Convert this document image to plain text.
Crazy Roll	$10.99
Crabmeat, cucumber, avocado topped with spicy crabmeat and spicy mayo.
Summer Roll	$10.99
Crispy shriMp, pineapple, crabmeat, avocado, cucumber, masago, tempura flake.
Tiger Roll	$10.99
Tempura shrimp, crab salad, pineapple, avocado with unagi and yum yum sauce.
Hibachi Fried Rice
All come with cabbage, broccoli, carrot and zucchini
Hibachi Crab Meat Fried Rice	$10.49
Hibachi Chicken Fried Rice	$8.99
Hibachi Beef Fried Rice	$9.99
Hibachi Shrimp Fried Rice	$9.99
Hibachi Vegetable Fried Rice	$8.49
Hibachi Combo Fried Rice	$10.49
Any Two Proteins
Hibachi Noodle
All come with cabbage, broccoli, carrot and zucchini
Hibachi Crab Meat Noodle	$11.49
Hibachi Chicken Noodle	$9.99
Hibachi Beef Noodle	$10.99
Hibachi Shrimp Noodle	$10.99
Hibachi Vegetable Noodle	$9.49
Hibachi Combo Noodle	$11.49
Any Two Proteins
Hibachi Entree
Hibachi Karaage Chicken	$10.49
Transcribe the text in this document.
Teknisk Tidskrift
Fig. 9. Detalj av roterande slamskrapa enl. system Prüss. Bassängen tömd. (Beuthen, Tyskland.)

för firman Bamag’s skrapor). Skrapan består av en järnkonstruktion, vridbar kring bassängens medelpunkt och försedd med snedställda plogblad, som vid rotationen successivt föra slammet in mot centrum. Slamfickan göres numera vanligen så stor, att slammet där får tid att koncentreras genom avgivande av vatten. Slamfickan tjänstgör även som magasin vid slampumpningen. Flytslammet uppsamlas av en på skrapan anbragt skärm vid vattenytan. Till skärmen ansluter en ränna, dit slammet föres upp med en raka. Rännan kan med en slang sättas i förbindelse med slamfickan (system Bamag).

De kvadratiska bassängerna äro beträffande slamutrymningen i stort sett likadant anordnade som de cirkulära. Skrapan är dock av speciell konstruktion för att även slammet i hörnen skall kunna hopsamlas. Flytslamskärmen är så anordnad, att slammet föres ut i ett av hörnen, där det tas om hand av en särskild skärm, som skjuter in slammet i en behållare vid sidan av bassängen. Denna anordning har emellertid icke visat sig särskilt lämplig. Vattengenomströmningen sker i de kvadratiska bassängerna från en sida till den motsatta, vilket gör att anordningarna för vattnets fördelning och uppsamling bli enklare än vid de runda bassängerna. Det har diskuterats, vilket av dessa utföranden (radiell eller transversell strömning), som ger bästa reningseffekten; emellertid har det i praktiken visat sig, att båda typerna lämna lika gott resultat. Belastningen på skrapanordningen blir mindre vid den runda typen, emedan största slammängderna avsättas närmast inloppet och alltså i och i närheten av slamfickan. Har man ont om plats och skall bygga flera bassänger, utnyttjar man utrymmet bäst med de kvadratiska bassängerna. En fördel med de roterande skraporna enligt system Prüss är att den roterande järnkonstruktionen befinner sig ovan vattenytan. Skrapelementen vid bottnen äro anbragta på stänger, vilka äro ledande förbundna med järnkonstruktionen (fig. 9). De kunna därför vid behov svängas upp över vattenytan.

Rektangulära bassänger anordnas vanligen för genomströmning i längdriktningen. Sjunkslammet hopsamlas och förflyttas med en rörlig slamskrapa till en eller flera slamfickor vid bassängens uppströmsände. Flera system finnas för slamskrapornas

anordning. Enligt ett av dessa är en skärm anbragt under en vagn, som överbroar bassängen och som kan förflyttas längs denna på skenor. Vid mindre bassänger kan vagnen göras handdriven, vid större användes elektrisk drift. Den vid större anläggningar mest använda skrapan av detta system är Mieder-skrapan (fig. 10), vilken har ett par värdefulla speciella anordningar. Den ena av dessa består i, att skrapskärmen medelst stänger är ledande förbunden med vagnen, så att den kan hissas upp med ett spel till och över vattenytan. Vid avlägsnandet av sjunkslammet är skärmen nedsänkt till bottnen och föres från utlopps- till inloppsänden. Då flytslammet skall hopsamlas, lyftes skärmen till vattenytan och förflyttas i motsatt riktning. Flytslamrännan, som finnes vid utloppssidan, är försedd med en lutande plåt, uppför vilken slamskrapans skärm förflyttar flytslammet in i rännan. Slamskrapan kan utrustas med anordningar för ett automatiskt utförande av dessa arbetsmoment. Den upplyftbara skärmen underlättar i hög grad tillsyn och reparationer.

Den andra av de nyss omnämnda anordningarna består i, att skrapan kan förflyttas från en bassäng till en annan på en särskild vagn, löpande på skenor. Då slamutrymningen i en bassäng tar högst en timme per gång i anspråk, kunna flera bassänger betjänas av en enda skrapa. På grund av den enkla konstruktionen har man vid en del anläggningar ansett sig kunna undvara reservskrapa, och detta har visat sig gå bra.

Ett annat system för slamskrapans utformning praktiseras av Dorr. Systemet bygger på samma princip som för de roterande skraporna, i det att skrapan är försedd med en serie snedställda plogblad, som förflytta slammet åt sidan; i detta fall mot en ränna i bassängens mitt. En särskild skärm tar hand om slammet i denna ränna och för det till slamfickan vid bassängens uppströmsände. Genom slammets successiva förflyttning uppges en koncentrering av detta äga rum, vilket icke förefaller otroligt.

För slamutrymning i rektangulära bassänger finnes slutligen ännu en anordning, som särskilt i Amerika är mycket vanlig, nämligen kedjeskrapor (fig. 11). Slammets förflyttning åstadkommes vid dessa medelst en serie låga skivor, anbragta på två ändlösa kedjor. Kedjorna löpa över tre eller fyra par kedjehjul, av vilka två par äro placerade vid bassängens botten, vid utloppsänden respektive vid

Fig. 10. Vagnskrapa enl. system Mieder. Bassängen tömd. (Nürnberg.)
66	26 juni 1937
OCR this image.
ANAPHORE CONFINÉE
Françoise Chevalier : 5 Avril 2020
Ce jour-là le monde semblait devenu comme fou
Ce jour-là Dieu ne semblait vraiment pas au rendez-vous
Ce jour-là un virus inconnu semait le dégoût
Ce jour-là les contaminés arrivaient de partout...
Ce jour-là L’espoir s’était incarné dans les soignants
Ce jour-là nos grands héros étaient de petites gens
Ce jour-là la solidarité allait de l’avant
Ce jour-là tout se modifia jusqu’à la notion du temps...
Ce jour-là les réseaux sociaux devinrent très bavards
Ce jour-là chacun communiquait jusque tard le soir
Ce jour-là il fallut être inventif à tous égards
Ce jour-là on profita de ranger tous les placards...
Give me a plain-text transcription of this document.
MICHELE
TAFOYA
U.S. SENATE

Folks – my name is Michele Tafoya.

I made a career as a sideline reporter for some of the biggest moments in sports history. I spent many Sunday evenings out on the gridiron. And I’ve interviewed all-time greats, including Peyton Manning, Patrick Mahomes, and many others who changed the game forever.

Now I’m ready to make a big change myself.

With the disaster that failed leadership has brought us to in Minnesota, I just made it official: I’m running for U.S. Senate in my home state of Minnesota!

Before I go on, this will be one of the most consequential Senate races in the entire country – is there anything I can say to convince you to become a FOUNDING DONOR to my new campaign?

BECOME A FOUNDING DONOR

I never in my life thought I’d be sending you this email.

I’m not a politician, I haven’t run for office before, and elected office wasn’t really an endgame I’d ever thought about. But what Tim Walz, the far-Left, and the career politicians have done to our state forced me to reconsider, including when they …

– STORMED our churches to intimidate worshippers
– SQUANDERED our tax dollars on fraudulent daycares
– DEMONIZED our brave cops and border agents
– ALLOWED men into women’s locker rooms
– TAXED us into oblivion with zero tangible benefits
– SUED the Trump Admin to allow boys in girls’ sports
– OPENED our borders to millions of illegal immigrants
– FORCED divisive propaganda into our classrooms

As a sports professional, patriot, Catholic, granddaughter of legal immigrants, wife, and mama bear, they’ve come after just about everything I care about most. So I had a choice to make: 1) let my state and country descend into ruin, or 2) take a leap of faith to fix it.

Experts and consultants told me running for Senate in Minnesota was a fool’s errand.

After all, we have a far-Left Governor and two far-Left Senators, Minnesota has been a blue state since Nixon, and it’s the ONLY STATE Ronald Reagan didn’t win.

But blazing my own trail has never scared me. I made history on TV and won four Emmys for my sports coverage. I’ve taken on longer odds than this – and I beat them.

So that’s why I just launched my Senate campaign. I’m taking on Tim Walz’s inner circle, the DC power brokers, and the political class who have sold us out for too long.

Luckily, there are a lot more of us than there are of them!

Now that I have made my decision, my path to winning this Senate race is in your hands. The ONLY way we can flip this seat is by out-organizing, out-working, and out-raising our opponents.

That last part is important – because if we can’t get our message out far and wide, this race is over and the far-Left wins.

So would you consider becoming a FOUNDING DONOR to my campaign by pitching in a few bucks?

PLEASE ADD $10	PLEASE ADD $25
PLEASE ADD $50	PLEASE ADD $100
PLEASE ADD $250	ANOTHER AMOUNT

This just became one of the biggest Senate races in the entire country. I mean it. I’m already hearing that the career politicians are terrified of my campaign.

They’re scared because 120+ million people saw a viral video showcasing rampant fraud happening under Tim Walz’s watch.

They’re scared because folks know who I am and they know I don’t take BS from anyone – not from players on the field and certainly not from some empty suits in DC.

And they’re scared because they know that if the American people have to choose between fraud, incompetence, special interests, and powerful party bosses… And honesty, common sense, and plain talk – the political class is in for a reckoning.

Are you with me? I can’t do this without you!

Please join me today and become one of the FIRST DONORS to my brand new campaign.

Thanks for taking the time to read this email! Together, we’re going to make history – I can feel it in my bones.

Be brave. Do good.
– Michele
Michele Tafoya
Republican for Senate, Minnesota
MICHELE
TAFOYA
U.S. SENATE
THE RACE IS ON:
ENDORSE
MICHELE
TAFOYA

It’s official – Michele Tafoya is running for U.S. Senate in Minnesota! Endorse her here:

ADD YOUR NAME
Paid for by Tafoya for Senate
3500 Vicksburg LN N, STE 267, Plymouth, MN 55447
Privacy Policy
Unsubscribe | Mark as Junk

§ Problem details
Scan the records above and report how many lines include the word "Vegetable", without any other text.

§ Problem solution
2